[Given task]:
In full and without alteration, repeat the material.

[Data entries for graphics]
_ _ _ _

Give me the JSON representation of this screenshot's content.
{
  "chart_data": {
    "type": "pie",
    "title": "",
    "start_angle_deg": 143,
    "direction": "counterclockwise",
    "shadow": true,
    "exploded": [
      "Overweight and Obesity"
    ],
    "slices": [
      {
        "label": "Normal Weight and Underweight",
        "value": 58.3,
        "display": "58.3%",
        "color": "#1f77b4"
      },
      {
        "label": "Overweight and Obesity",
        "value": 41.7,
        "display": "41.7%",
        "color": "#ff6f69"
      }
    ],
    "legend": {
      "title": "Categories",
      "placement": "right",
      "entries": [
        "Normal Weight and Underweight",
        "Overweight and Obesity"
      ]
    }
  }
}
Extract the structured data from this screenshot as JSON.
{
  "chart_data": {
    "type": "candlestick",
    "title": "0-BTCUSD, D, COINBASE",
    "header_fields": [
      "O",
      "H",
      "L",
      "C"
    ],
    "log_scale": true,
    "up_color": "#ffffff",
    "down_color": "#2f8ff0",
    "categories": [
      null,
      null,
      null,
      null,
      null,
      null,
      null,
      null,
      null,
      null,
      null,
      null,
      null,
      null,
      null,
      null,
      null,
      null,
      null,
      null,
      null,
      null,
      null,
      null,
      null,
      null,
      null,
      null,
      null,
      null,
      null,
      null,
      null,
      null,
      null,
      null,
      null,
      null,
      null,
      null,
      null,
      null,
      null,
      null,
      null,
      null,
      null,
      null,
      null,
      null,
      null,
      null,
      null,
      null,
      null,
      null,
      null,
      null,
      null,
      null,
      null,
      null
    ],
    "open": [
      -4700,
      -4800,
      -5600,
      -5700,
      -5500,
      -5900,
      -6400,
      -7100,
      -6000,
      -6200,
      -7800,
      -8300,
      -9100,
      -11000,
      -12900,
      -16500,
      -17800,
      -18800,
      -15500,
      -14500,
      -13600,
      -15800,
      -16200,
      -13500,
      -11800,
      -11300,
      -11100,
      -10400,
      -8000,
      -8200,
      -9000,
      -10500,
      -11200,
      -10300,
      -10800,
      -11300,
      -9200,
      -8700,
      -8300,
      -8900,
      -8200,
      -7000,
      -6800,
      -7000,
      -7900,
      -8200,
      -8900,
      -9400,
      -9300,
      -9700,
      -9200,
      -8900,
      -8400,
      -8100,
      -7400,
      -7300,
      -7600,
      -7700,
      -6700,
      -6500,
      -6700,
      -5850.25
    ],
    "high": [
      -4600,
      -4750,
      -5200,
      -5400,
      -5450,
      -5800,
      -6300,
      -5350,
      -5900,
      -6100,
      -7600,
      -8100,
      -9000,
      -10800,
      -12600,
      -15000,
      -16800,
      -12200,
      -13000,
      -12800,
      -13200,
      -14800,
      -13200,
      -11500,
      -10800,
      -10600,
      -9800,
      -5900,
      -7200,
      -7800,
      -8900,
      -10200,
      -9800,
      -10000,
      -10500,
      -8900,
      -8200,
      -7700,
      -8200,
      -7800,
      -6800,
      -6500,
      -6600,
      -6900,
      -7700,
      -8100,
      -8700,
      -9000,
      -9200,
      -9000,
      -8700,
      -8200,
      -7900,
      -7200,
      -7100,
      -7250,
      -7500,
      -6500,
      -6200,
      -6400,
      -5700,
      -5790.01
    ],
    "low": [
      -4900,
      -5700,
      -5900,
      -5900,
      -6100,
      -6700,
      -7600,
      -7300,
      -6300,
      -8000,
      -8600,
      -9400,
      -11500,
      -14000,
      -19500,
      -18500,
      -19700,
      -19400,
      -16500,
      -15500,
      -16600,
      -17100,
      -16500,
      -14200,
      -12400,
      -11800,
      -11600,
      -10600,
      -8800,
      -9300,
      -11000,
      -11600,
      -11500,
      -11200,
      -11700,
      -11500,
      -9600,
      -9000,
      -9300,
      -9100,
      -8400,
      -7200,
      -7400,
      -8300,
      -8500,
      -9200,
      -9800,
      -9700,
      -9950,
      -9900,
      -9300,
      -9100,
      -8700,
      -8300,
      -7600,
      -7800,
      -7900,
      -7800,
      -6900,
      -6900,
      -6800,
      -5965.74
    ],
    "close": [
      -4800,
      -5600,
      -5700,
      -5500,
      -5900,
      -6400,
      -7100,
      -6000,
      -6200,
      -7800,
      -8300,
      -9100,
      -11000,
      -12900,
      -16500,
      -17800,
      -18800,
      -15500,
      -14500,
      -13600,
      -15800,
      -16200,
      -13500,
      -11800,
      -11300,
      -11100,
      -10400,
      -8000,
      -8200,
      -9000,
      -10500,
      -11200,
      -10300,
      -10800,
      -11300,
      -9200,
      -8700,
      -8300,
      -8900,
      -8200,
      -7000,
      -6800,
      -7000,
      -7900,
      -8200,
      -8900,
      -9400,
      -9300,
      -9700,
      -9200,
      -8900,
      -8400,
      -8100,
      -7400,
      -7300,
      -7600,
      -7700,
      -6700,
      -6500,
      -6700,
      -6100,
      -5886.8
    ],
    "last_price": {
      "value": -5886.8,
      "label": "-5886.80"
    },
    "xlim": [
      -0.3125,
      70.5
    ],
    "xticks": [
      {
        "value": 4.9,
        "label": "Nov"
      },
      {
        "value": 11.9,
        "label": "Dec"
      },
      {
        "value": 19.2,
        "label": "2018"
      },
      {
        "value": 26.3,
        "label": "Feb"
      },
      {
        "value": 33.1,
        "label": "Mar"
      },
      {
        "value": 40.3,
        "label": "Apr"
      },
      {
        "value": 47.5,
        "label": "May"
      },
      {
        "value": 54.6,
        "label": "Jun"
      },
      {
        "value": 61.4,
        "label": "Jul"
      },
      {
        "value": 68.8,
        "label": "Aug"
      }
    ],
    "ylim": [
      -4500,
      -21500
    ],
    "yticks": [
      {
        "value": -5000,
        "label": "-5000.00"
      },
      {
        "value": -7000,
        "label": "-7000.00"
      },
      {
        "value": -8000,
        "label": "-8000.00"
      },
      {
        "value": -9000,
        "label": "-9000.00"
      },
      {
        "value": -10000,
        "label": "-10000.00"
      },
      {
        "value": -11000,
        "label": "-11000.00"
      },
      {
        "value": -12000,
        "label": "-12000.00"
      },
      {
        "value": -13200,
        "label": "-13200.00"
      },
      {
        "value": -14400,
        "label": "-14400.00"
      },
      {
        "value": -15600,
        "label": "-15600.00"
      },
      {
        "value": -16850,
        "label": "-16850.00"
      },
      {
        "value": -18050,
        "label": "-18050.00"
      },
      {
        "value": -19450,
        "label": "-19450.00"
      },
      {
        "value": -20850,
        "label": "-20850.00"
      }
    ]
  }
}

_ _ _ _

[Output]:
Give me the JSON representation of this screenshot's content.
{
  "chart_data": {
    "type": "pie",
    "title": "",
    "start_angle_deg": 143,
    "direction": "counterclockwise",
    "shadow": true,
    "exploded": [
      "Overweight and Obesity"
    ],
    "slices": [
      {
        "label": "Normal Weight and Underweight",
        "value": 58.3,
        "display": "58.3%",
        "color": "#1f77b4"
      },
      {
        "label": "Overweight and Obesity",
        "value": 41.7,
        "display": "41.7%",
        "color": "#ff6f69"
      }
    ],
    "legend": {
      "title": "Categories",
      "placement": "right",
      "entries": [
        "Normal Weight and Underweight",
        "Overweight and Obesity"
      ]
    }
  }
}
Extract the structured data from this screenshot as JSON.
{
  "chart_data": {
    "type": "candlestick",
    "title": "0-BTCUSD, D, COINBASE",
    "header_fields": [
      "O",
      "H",
      "L",
      "C"
    ],
    "log_scale": true,
    "up_color": "#ffffff",
    "down_color": "#2f8ff0",
    "categories": [
      null,
      null,
      null,
      null,
      null,
      null,
      null,
      null,
      null,
      null,
      null,
      null,
      null,
      null,
      null,
      null,
      null,
      null,
      null,
      null,
      null,
      null,
      null,
      null,
      null,
      null,
      null,
      null,
      null,
      null,
      null,
      null,
      null,
      null,
      null,
      null,
      null,
      null,
      null,
      null,
      null,
      null,
      null,
      null,
      null,
      null,
      null,
      null,
      null,
      null,
      null,
      null,
      null,
      null,
      null,
      null,
      null,
      null,
      null,
      null,
      null,
      null
    ],
    "open": [
      -4700,
      -4800,
      -5600,
      -5700,
      -5500,
      -5900,
      -6400,
      -7100,
      -6000,
      -6200,
      -7800,
      -8300,
      -9100,
      -11000,
      -12900,
      -16500,
      -17800,
      -18800,
      -15500,
      -14500,
      -13600,
      -15800,
      -16200,
      -13500,
      -11800,
      -11300,
      -11100,
      -10400,
      -8000,
      -8200,
      -9000,
      -10500,
      -11200,
      -10300,
      -10800,
      -11300,
      -9200,
      -8700,
      -8300,
      -8900,
      -8200,
      -7000,
      -6800,
      -7000,
      -7900,
      -8200,
      -8900,
      -9400,
      -9300,
      -9700,
      -9200,
      -8900,
      -8400,
      -8100,
      -7400,
      -7300,
      -7600,
      -7700,
      -6700,
      -6500,
      -6700,
      -5850.25
    ],
    "high": [
      -4600,
      -4750,
      -5200,
      -5400,
      -5450,
      -5800,
      -6300,
      -5350,
      -5900,
      -6100,
      -7600,
      -8100,
      -9000,
      -10800,
      -12600,
      -15000,
      -16800,
      -12200,
      -13000,
      -12800,
      -13200,
      -14800,
      -13200,
      -11500,
      -10800,
      -10600,
      -9800,
      -5900,
      -7200,
      -7800,
      -8900,
      -10200,
      -9800,
      -10000,
      -10500,
      -8900,
      -8200,
      -7700,
      -8200,
      -7800,
      -6800,
      -6500,
      -6600,
      -6900,
      -7700,
      -8100,
      -8700,
      -9000,
      -9200,
      -9000,
      -8700,
      -8200,
      -7900,
      -7200,
      -7100,
      -7250,
      -7500,
      -6500,
      -6200,
      -6400,
      -5700,
      -5790.01
    ],
    "low": [
      -4900,
      -5700,
      -5900,
      -5900,
      -6100,
      -6700,
      -7600,
      -7300,
      -6300,
      -8000,
      -8600,
      -9400,
      -11500,
      -14000,
      -19500,
      -18500,
      -19700,
      -19400,
      -16500,
      -15500,
      -16600,
      -17100,
      -16500,
      -14200,
      -12400,
      -11800,
      -11600,
      -10600,
      -8800,
      -9300,
      -11000,
      -11600,
      -11500,
      -11200,
      -11700,
      -11500,
      -9600,
      -9000,
      -9300,
      -9100,
      -8400,
      -7200,
      -7400,
      -8300,
      -8500,
      -9200,
      -9800,
      -9700,
      -9950,
      -9900,
      -9300,
      -9100,
      -8700,
      -8300,
      -7600,
      -7800,
      -7900,
      -7800,
      -6900,
      -6900,
      -6800,
      -5965.74
    ],
    "close": [
      -4800,
      -5600,
      -5700,
      -5500,
      -5900,
      -6400,
      -7100,
      -6000,
      -6200,
      -7800,
      -8300,
      -9100,
      -11000,
      -12900,
      -16500,
      -17800,
      -18800,
      -15500,
      -14500,
      -13600,
      -15800,
      -16200,
      -13500,
      -11800,
      -11300,
      -11100,
      -10400,
      -8000,
      -8200,
      -9000,
      -10500,
      -11200,
      -10300,
      -10800,
      -11300,
      -9200,
      -8700,
      -8300,
      -8900,
      -8200,
      -7000,
      -6800,
      -7000,
      -7900,
      -8200,
      -8900,
      -9400,
      -9300,
      -9700,
      -9200,
      -8900,
      -8400,
      -8100,
      -7400,
      -7300,
      -7600,
      -7700,
      -6700,
      -6500,
      -6700,
      -6100,
      -5886.8
    ],
    "last_price": {
      "value": -5886.8,
      "label": "-5886.80"
    },
    "xlim": [
      -0.3125,
      70.5
    ],
    "xticks": [
      {
        "value": 4.9,
        "label": "Nov"
      },
      {
        "value": 11.9,
        "label": "Dec"
      },
      {
        "value": 19.2,
        "label": "2018"
      },
      {
        "value": 26.3,
        "label": "Feb"
      },
      {
        "value": 33.1,
        "label": "Mar"
      },
      {
        "value": 40.3,
        "label": "Apr"
      },
      {
        "value": 47.5,
        "label": "May"
      },
      {
        "value": 54.6,
        "label": "Jun"
      },
      {
        "value": 61.4,
        "label": "Jul"
      },
      {
        "value": 68.8,
        "label": "Aug"
      }
    ],
    "ylim": [
      -4500,
      -21500
    ],
    "yticks": [
      {
        "value": -5000,
        "label": "-5000.00"
      },
      {
        "value": -7000,
        "label": "-7000.00"
      },
      {
        "value": -8000,
        "label": "-8000.00"
      },
      {
        "value": -9000,
        "label": "-9000.00"
      },
      {
        "value": -10000,
        "label": "-10000.00"
      },
      {
        "value": -11000,
        "label": "-11000.00"
      },
      {
        "value": -12000,
        "label": "-12000.00"
      },
      {
        "value": -13200,
        "label": "-13200.00"
      },
      {
        "value": -14400,
        "label": "-14400.00"
      },
      {
        "value": -15600,
        "label": "-15600.00"
      },
      {
        "value": -16850,
        "label": "-16850.00"
      },
      {
        "value": -18050,
        "label": "-18050.00"
      },
      {
        "value": -19450,
        "label": "-19450.00"
      },
      {
        "value": -20850,
        "label": "-20850.00"
      }
    ]
  }
}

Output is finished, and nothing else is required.